#### Entries shown ####

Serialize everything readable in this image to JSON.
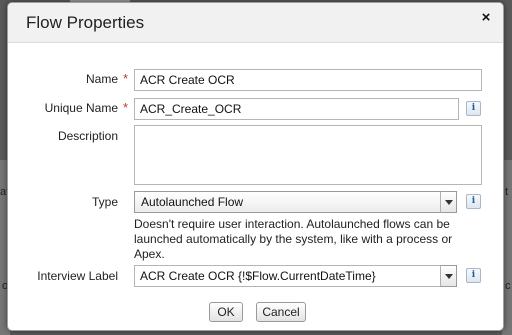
{
  "background": {
    "left_fragment_1": "at",
    "left_fragment_2": "o",
    "right_fragment_1": "t",
    "right_fragment_2": "c"
  },
  "dialog": {
    "title": "Flow Properties",
    "close_label": "×"
  },
  "fields": {
    "name": {
      "label": "Name",
      "required_marker": "*",
      "value": "ACR Create OCR"
    },
    "unique_name": {
      "label": "Unique Name",
      "required_marker": "*",
      "value": "ACR_Create_OCR",
      "info_label": "i"
    },
    "description": {
      "label": "Description",
      "value": ""
    },
    "type": {
      "label": "Type",
      "selected": "Autolaunched Flow",
      "info_label": "i",
      "help_text": "Doesn't require user interaction. Autolaunched flows can be launched automatically by the system, like with a process or Apex."
    },
    "interview_label": {
      "label": "Interview Label",
      "value": "ACR Create OCR {!$Flow.CurrentDateTime}",
      "info_label": "i"
    }
  },
  "buttons": {
    "ok": "OK",
    "cancel": "Cancel"
  },
  "colors": {
    "required": "#c23934",
    "info_icon": "#1a5fa8"
  }
}
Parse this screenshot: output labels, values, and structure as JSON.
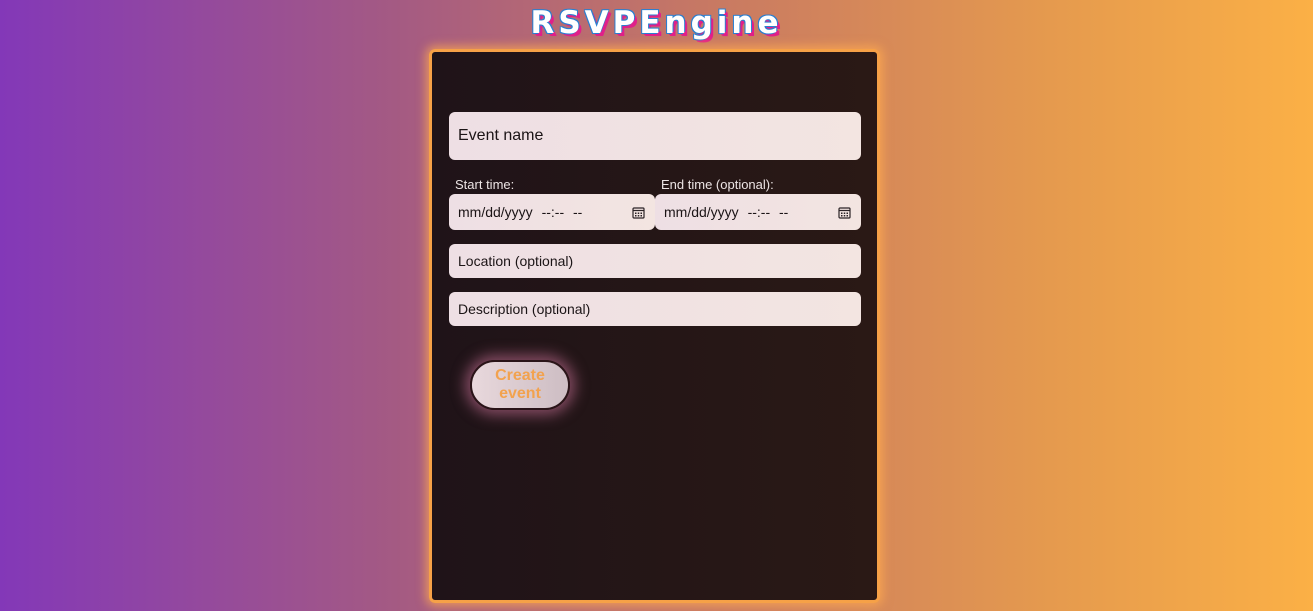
{
  "app": {
    "title": "RSVPEngine"
  },
  "form": {
    "event_name_placeholder": "Event name",
    "start_label": "Start time:",
    "end_label": "End time (optional):",
    "start_input": {
      "date_placeholder": "mm/dd/yyyy",
      "time_placeholder": "--:--",
      "ampm_placeholder": "--",
      "icon": "calendar-icon"
    },
    "end_input": {
      "date_placeholder": "mm/dd/yyyy",
      "time_placeholder": "--:--",
      "ampm_placeholder": "--",
      "icon": "calendar-icon"
    },
    "location_placeholder": "Location (optional)",
    "description_placeholder": "Description (optional)",
    "submit_label": "Create event"
  },
  "colors": {
    "accent": "#f6a147",
    "button_text": "#f2a24e",
    "card_bg": "#211418",
    "gradient_left": "#8338b8",
    "gradient_right": "#fbb046"
  }
}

####

→ Work to complete:
In the entries above, identify every line with the word "Autolaunched". Copy those lines.

→ Result for this task:
      "selected": "Autolaunched Flow",
      "help_text": "Doesn't require user interaction. Autolaunched flows can be launched automatically by the system, like with a process or Apex."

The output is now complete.